Stored items:
================================
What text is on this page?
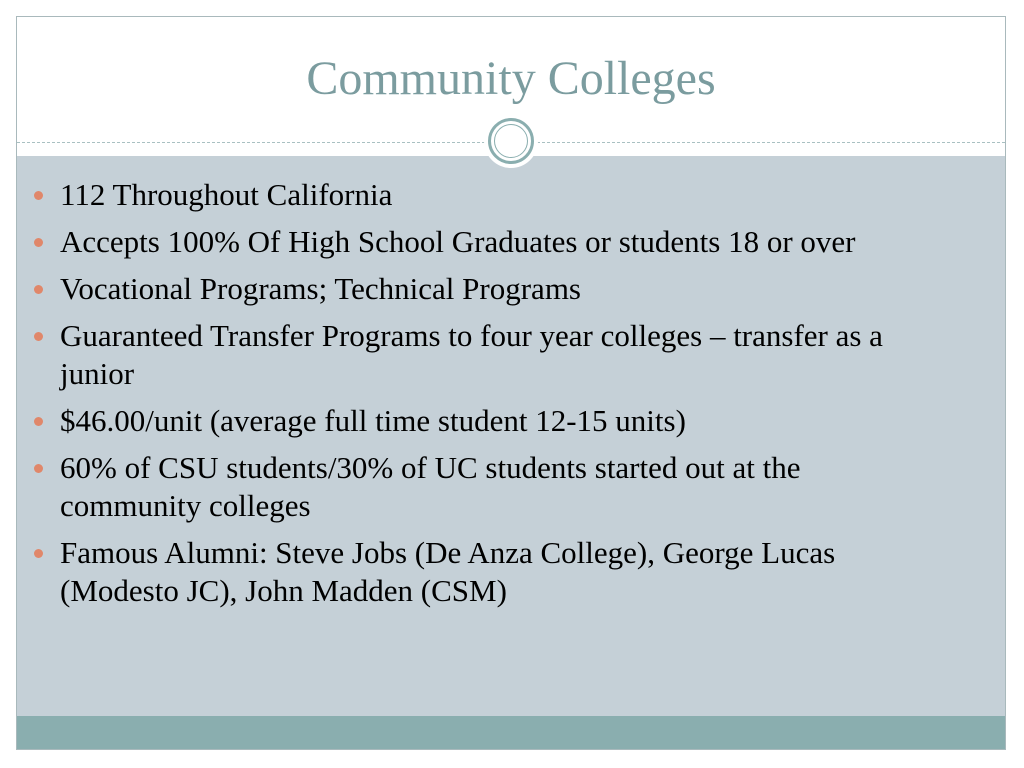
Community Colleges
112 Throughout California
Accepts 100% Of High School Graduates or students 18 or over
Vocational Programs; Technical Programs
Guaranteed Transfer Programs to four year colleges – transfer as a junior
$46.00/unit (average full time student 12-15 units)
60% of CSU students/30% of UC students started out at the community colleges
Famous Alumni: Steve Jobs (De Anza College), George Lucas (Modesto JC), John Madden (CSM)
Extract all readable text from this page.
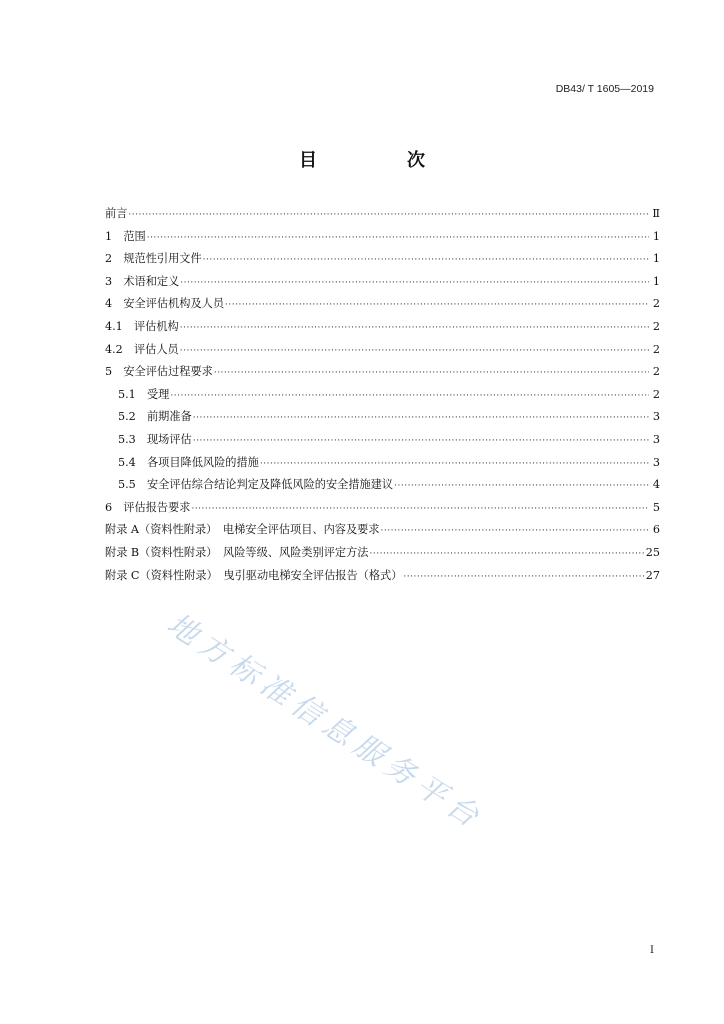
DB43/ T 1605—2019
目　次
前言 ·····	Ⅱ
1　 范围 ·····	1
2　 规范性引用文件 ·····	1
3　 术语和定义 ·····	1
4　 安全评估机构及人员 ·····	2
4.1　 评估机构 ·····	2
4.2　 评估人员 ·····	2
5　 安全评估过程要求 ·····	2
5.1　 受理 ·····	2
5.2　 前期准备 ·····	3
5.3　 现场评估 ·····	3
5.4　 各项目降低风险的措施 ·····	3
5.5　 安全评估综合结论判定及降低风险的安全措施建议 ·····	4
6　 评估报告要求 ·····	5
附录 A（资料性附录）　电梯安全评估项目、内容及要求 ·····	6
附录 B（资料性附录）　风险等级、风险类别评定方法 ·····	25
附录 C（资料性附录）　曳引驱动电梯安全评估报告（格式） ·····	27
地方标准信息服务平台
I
================================
* _Directive_: Search the lines for "资料性附录". Copy each line that has it.

* _The answer_:
附录 A（资料性附录）　电梯安全评估项目、内容及要求 ·····	6
附录 B（资料性附录）　风险等级、风险类别评定方法 ·····	25
附录 C（资料性附录）　曳引驱动电梯安全评估报告（格式） ·····	27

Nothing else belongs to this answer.